Items from a data source =
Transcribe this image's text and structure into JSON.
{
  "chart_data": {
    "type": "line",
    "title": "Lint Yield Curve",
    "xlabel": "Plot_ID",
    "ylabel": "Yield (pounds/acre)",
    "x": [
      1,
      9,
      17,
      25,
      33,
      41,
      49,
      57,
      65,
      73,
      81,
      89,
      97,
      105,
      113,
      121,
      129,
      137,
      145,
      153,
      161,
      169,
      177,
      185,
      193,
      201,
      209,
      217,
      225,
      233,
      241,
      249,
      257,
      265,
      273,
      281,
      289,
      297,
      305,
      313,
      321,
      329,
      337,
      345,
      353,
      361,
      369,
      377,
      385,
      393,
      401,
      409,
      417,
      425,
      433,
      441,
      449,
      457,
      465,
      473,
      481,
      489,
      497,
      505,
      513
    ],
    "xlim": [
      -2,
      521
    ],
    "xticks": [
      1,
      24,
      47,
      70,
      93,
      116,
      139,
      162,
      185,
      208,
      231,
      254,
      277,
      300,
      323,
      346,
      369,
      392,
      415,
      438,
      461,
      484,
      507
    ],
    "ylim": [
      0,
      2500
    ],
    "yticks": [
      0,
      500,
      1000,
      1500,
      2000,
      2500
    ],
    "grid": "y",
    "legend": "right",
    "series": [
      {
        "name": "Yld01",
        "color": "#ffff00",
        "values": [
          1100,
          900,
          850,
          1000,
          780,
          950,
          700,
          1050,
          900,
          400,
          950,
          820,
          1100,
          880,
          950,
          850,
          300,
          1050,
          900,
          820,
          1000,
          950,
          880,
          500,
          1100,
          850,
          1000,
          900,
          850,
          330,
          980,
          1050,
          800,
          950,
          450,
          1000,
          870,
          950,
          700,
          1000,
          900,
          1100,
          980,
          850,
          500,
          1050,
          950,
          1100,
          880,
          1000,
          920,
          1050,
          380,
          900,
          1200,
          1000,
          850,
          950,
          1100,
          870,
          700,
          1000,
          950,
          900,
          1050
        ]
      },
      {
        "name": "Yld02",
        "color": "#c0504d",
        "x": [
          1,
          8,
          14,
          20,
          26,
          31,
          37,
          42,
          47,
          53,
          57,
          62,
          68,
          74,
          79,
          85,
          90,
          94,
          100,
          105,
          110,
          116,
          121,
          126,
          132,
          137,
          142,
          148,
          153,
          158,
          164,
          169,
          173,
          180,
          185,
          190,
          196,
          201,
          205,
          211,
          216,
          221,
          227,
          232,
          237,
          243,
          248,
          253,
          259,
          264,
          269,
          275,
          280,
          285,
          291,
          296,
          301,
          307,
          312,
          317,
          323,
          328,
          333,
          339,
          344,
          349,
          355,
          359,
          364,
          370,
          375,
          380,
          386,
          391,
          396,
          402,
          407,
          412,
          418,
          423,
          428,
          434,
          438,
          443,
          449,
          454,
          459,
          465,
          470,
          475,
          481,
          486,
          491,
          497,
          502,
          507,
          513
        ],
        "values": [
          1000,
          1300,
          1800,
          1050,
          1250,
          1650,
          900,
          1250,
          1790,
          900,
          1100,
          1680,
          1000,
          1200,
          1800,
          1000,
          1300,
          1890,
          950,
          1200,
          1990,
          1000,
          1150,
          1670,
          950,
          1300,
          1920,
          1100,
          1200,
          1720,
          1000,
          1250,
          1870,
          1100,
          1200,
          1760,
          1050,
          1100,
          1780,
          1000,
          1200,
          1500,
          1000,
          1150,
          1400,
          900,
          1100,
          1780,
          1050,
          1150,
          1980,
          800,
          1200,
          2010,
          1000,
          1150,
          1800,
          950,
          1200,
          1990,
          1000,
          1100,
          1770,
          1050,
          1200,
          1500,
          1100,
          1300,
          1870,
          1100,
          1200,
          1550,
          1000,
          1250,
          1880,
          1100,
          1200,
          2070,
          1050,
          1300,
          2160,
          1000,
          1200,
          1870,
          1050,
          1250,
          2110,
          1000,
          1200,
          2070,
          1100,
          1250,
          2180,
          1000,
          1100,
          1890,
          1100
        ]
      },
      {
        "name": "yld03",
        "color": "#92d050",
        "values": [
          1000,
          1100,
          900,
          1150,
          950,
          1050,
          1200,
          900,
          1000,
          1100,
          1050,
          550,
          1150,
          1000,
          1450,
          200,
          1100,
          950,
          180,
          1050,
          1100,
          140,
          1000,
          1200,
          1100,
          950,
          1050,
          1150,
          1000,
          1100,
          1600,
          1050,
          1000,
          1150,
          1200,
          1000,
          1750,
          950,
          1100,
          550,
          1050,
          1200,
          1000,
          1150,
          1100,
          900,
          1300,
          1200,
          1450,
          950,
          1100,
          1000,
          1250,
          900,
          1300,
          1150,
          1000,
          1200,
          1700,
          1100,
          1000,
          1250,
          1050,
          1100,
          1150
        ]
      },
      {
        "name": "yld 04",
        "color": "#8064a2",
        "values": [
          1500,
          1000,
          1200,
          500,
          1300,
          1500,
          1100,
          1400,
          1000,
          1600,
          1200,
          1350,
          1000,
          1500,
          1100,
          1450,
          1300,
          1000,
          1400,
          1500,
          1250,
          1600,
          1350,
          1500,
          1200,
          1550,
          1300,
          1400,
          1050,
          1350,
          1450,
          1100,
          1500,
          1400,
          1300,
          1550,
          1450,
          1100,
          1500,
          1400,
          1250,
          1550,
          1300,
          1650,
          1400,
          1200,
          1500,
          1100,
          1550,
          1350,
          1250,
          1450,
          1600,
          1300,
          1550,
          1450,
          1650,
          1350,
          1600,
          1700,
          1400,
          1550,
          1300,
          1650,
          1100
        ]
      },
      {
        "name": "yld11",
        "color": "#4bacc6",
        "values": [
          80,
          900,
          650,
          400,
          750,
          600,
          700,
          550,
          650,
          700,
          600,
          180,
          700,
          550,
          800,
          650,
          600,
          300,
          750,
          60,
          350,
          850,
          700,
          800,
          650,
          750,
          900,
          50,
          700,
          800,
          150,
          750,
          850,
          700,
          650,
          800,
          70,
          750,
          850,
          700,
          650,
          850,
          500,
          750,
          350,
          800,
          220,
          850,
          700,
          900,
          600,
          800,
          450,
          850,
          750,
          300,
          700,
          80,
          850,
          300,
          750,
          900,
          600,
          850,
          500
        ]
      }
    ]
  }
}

WRITTEN PROBLEM = Every line containing the string "Yield" must be listed.

ANSWER IN FULL =
    "title": "Lint Yield Curve",
    "ylabel": "Yield (pounds/acre)",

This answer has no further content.